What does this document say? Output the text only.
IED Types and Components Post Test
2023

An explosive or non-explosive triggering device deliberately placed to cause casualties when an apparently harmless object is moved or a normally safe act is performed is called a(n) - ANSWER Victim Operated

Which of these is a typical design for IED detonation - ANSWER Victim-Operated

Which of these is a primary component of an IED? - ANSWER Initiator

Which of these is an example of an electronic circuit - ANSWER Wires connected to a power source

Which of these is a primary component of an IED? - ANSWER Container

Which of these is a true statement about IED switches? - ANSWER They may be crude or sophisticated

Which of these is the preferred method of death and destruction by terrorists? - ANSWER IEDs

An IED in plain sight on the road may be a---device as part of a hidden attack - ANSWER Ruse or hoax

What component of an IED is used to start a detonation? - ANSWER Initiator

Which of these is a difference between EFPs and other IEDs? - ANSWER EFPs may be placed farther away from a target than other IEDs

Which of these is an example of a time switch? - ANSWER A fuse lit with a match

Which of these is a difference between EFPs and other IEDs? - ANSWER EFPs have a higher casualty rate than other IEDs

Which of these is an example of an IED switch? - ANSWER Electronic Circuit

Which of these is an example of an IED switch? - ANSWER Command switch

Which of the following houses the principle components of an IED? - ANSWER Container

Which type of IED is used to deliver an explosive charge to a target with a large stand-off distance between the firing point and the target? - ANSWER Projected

▶ Stated exercise: Exactly reproduce all of the entries above.

▶ Written reply:
What does this document say? Output the text only.
IED Types and Components Post Test
2023

An explosive or non-explosive triggering device deliberately placed to cause casualties when an apparently harmless object is moved or a normally safe act is performed is called a(n) - ANSWER Victim Operated

Which of these is a typical design for IED detonation - ANSWER Victim-Operated

Which of these is a primary component of an IED? - ANSWER Initiator

Which of these is an example of an electronic circuit - ANSWER Wires connected to a power source

Which of these is a primary component of an IED? - ANSWER Container

Which of these is a true statement about IED switches? - ANSWER They may be crude or sophisticated

Which of these is the preferred method of death and destruction by terrorists? - ANSWER IEDs

An IED in plain sight on the road may be a---device as part of a hidden attack - ANSWER Ruse or hoax

What component of an IED is used to start a detonation? - ANSWER Initiator

Which of these is a difference between EFPs and other IEDs? - ANSWER EFPs may be placed farther away from a target than other IEDs

Which of these is an example of a time switch? - ANSWER A fuse lit with a match

Which of these is a difference between EFPs and other IEDs? - ANSWER EFPs have a higher casualty rate than other IEDs

Which of these is an example of an IED switch? - ANSWER Electronic Circuit

Which of these is an example of an IED switch? - ANSWER Command switch

Which of the following houses the principle components of an IED? - ANSWER Container

Which type of IED is used to deliver an explosive charge to a target with a large stand-off distance between the firing point and the target? - ANSWER Projected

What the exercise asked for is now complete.